__Given task__: Copy each line that has the string "axis" somewhere in it.

__Exercise materials__:
* Begin *

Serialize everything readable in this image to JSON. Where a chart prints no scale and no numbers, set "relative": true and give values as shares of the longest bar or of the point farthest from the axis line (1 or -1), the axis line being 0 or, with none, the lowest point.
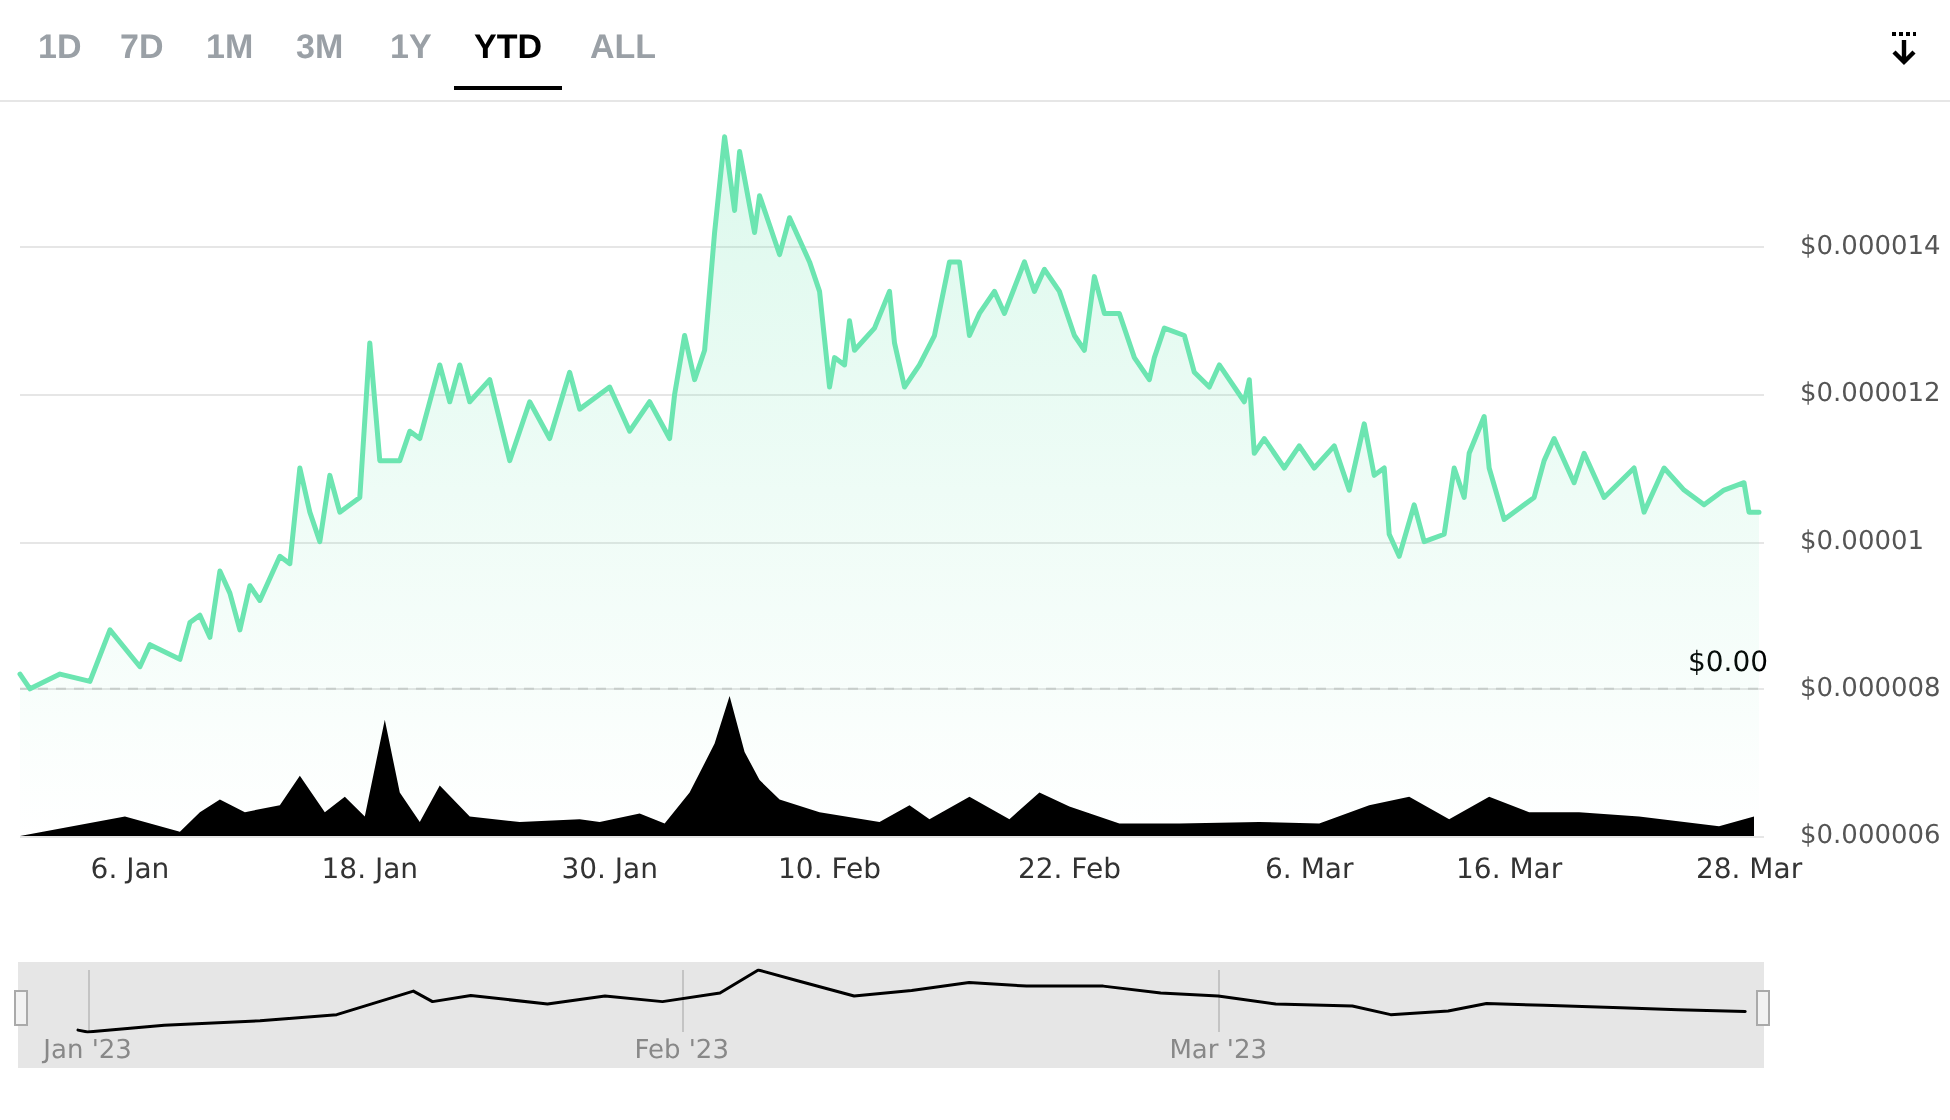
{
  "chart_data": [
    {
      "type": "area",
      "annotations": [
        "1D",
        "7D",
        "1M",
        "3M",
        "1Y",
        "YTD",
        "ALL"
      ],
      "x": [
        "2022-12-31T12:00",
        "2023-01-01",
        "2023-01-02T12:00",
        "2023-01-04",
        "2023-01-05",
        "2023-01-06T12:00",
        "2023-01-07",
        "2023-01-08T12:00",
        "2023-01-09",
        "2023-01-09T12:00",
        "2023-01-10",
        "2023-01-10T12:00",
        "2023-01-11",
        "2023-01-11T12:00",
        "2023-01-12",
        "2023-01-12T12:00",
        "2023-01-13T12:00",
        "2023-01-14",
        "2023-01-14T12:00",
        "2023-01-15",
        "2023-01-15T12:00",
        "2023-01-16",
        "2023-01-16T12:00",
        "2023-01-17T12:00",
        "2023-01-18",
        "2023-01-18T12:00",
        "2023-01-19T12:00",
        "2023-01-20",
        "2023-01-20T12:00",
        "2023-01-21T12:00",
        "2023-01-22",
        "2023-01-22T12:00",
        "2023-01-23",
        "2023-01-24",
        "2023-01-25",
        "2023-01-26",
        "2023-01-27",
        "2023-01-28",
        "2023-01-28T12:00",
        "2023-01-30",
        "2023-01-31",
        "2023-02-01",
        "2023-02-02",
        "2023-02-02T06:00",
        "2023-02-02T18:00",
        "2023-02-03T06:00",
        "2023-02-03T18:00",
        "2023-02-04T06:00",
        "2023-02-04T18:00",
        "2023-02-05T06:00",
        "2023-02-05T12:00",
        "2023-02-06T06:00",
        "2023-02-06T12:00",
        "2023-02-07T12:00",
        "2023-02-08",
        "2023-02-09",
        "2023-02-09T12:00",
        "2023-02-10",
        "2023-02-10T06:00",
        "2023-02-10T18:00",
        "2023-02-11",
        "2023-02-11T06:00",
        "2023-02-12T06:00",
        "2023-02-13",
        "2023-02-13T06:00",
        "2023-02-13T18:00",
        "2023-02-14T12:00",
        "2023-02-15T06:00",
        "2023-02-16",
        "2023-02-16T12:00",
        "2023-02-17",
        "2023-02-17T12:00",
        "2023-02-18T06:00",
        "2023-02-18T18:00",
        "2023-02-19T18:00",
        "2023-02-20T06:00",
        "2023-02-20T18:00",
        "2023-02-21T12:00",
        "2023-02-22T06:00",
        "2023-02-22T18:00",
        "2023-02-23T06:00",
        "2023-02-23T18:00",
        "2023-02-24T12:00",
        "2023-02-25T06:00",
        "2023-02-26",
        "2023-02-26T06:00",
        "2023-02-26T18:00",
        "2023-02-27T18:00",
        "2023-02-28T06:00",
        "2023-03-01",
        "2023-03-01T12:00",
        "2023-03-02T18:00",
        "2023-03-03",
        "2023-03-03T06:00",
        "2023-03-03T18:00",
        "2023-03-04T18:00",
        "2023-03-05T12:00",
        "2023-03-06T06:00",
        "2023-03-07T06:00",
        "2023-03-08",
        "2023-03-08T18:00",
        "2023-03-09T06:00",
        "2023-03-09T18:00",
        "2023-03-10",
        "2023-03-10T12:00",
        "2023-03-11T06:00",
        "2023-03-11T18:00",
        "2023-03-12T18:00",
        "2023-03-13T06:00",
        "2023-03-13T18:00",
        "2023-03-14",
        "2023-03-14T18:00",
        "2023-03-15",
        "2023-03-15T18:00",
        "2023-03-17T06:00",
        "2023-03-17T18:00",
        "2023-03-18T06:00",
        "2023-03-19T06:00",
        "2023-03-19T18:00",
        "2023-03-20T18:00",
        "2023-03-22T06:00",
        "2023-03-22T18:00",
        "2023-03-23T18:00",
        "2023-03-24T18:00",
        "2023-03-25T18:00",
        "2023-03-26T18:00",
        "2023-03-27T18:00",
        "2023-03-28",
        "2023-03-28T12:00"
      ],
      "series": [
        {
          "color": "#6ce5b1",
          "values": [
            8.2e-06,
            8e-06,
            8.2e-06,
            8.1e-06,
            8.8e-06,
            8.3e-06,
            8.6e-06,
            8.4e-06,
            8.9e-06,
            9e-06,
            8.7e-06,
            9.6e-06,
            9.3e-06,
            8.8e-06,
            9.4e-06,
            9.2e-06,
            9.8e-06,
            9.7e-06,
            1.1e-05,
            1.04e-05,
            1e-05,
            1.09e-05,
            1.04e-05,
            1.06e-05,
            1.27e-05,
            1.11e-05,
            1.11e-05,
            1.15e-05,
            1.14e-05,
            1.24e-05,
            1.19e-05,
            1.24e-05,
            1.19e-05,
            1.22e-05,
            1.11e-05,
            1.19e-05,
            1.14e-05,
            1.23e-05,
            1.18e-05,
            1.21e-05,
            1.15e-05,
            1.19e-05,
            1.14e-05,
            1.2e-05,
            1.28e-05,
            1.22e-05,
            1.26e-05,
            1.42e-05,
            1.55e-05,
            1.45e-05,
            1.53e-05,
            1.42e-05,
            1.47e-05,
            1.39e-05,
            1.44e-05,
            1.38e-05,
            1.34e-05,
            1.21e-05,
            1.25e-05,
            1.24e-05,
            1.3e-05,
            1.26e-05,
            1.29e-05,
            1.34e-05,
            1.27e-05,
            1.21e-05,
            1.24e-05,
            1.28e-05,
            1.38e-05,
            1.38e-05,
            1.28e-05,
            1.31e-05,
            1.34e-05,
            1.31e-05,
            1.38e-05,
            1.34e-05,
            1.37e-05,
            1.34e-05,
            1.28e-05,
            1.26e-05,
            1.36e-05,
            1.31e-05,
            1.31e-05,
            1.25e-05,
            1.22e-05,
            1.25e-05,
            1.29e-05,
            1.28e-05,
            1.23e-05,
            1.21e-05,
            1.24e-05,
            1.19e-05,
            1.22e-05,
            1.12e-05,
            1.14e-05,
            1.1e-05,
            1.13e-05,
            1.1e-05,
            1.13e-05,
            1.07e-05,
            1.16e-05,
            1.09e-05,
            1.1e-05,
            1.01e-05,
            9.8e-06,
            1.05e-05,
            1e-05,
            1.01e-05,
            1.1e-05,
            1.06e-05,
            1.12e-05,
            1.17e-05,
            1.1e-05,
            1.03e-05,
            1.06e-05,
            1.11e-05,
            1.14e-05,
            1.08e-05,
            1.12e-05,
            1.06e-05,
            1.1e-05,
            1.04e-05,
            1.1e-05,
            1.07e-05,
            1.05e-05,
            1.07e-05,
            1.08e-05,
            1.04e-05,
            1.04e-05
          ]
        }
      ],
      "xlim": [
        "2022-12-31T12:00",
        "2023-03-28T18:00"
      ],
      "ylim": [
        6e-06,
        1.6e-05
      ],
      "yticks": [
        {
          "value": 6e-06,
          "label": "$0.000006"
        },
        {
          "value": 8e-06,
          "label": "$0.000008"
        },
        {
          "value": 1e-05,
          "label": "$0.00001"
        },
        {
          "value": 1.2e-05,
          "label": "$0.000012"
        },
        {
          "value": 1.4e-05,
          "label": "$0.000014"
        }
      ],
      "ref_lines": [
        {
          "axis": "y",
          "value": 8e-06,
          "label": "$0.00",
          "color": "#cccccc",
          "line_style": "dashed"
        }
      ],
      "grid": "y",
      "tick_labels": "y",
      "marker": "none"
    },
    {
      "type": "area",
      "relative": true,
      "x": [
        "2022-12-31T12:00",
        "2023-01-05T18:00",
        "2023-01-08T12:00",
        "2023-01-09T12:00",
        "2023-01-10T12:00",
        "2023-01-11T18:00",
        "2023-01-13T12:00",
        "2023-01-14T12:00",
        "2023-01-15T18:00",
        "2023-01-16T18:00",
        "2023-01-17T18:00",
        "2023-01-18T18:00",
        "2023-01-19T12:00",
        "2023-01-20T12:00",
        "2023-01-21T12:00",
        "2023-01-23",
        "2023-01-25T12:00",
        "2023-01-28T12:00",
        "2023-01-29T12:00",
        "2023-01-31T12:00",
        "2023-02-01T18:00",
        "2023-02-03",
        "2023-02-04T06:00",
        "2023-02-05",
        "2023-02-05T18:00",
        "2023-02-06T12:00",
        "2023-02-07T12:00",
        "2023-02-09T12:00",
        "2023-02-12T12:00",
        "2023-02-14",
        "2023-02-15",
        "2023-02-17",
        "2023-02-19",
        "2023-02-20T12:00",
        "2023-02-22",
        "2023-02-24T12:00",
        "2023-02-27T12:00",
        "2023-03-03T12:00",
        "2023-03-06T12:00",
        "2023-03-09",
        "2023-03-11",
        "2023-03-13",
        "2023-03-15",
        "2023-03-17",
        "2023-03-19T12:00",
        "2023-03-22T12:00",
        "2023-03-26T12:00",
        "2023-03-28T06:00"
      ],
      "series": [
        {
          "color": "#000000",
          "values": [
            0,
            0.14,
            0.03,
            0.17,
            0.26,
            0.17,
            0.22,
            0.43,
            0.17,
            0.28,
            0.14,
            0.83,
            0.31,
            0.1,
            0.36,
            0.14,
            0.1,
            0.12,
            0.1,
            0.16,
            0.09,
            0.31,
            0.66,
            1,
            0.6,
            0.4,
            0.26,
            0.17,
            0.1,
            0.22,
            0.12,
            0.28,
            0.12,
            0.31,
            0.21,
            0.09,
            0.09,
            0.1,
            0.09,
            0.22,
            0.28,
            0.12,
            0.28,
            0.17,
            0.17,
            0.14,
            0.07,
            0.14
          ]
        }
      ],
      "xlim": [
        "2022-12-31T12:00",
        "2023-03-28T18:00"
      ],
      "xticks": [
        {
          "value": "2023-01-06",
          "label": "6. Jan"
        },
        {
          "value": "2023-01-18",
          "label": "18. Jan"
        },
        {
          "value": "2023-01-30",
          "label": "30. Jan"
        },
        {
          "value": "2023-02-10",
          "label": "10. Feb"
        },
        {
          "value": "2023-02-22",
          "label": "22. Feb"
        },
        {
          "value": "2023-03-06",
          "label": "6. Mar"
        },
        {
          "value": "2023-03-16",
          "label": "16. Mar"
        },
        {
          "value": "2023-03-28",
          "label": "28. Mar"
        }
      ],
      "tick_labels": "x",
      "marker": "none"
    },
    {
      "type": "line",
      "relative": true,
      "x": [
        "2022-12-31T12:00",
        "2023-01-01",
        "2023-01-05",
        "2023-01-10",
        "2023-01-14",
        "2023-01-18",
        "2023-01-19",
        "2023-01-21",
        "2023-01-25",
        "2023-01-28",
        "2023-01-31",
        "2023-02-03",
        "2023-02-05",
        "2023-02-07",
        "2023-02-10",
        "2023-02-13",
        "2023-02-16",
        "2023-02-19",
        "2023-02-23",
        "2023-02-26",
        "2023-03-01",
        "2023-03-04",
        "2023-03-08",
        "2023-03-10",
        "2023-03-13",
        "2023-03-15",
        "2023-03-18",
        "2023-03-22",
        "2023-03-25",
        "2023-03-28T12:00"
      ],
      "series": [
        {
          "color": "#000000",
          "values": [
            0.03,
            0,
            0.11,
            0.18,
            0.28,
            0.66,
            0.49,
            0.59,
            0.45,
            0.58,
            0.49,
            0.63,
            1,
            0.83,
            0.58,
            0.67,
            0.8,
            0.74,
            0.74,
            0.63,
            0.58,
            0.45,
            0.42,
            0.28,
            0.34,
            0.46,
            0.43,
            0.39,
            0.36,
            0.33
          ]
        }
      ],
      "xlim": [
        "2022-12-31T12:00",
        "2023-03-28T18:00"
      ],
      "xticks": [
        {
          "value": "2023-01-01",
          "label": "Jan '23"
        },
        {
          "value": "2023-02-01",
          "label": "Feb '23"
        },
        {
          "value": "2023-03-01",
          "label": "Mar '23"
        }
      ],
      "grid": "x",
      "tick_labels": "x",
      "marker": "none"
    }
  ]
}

* End *

__Complete answer__:
Serialize everything readable in this image to JSON. Where a chart prints no scale and no numbers, set "relative": true and give values as shares of the longest bar or of the point farthest from the axis line (1 or -1), the axis line being 0 or, with none, the lowest point.
          "axis": "y",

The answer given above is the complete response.